### Extracted data entries
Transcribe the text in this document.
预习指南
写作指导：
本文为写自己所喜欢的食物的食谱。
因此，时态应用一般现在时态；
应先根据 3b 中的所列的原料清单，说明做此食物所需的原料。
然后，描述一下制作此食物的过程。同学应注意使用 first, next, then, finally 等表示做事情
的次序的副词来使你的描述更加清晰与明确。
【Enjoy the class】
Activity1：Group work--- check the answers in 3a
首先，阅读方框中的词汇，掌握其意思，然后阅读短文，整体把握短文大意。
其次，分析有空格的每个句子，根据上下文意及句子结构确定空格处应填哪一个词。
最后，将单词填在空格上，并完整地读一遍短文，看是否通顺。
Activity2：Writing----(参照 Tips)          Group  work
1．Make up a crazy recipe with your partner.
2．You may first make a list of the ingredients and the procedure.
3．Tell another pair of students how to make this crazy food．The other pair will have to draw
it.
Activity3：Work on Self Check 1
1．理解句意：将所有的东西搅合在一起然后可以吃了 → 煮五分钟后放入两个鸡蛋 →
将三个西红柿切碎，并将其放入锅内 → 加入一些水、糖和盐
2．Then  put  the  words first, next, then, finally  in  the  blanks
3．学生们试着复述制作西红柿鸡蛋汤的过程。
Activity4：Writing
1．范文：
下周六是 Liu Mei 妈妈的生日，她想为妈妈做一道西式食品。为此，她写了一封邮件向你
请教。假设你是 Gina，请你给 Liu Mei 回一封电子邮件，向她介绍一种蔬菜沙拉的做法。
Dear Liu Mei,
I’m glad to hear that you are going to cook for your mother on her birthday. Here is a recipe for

### EXERCISE DETAILS
Where a line of the data holds "finally", show that line.

### RESULT FOR THIS EXERCISE
然后，描述一下制作此食物的过程。同学应注意使用 first, next, then, finally 等表示做事情
2．Then  put  the  words first, next, then, finally  in  the  blanks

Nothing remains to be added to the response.